Aquí voy a citar algunas frases de una evaluación publicada por la agencia misionera, en la década de 1990, que fue la base de sus acciones. Prefiero mantener la fuente anónima, porque no se trata de un ataque a una persona bien intencionada, sino de la misionología equivocada que resultó.

En 1992 la misión decidió reorientar su trabajo con el propósito de fortalecer el trabajo nacional. Desde el principio habían trabajado en centros marginales urbanos y rurales. Pero, después de casi una década de trabajo, no tuvieron éxito en volverse autosuficientes y el futuro no fue prometedor. Además, los enfoques hacia la obra misionera, que nacieron en los corazones de las congregaciones locales, se hicieron cada vez más difíciles debido a la condición de los miembros…
El líder nacional, incluido el presidente, no tenía formación en las tareas administrativas que se requieren en este tipo de asociaciones. Por lo tanto, dependían del trabajo del misionero… [cuya] salida en 1998 dejó un enorme vacío… porque aportaba un liderazgo eficiente y sabio que no podía ser reemplazado.

• MATERIAL PROPORCIONADO:
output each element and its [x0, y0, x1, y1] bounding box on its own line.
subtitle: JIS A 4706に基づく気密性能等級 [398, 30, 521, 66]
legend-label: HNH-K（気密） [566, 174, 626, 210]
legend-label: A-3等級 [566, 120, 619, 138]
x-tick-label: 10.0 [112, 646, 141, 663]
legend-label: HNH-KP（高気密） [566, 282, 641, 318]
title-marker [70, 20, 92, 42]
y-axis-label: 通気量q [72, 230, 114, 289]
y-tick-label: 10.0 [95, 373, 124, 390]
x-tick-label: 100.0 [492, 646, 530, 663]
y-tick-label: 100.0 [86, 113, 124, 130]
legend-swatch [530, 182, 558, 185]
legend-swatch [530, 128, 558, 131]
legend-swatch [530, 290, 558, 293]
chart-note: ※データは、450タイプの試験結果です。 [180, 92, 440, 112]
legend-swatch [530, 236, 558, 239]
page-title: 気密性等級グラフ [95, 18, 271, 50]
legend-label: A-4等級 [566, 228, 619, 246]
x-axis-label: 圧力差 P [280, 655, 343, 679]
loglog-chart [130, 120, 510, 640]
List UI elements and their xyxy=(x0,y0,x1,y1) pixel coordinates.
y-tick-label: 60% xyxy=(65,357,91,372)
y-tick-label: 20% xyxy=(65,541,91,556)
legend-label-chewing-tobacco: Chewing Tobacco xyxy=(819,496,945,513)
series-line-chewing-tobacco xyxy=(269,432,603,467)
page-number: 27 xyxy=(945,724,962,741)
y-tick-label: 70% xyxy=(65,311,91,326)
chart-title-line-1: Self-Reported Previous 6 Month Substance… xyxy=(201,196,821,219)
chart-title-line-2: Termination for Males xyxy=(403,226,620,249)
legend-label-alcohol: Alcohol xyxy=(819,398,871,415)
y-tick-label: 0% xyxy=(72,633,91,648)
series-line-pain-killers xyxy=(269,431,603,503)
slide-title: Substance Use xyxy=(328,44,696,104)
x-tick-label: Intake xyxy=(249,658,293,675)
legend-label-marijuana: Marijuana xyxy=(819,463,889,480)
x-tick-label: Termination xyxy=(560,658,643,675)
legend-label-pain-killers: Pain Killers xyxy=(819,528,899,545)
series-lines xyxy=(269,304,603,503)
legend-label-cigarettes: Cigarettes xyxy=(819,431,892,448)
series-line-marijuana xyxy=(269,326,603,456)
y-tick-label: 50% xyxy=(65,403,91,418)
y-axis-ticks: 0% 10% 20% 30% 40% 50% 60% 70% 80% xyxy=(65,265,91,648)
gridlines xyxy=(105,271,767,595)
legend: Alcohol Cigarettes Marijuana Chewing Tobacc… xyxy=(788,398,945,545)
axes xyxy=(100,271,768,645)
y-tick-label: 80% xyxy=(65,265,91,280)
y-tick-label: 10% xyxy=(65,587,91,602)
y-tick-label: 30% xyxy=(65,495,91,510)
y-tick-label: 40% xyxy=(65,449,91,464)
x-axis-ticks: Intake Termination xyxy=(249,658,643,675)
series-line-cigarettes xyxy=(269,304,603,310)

• TAREA:
Según el texto sobre la agencia misionera, ¿en qué año decidió la misión reorientar su trabajo? Los registros no guardan relación con el texto.

• RESPUESTA:
En 1992.